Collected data
=-=-=-=-=

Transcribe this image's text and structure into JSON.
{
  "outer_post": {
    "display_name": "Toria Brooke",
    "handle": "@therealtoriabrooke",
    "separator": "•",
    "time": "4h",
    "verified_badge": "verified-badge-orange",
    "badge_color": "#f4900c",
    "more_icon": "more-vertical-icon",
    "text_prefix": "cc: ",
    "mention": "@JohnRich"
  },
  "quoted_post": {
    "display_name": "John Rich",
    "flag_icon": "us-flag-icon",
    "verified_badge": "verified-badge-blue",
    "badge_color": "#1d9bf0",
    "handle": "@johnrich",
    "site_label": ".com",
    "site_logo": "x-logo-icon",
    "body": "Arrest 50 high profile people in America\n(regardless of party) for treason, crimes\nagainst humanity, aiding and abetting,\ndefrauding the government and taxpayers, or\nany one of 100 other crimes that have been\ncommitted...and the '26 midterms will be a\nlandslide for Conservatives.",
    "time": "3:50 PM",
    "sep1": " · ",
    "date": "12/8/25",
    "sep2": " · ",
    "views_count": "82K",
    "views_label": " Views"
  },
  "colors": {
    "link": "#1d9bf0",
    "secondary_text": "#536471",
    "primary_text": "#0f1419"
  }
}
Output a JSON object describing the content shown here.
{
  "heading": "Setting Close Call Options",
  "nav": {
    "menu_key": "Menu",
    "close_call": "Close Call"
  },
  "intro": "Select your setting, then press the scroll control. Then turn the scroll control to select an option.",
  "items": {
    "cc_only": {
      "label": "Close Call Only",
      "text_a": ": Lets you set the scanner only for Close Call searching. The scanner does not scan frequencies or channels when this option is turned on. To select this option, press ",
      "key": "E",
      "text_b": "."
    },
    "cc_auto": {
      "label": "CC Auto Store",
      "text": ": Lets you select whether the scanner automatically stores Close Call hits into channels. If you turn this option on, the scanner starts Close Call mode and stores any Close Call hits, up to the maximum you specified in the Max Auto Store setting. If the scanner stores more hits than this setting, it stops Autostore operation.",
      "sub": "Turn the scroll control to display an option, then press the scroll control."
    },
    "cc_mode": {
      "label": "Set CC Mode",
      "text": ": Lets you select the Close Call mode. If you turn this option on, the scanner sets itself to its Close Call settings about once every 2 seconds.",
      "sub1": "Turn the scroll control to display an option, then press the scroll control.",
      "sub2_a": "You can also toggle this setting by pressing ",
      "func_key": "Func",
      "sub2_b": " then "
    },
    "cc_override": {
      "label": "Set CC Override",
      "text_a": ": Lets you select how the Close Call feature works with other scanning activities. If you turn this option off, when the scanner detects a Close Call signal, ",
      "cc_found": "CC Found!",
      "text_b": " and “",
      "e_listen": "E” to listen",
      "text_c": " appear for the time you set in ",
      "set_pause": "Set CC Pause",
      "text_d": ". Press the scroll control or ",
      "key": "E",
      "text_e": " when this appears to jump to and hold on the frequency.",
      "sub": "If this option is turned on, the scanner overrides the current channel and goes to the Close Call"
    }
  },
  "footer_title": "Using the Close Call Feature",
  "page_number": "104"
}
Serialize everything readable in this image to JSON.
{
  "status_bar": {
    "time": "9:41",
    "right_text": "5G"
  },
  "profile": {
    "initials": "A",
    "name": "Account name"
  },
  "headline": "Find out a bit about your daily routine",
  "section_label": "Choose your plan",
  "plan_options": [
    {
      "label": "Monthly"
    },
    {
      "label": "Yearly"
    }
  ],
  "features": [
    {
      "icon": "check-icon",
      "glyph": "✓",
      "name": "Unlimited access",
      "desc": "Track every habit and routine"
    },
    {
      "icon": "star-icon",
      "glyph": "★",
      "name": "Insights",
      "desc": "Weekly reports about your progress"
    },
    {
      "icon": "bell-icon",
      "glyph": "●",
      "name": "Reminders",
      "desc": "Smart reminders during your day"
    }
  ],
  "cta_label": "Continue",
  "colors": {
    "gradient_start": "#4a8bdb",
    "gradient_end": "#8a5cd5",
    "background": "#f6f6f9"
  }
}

=-=-=-=-=

• [Required work]: Write only the number of lines that include "handle".

• [Solution to this exercise]: 2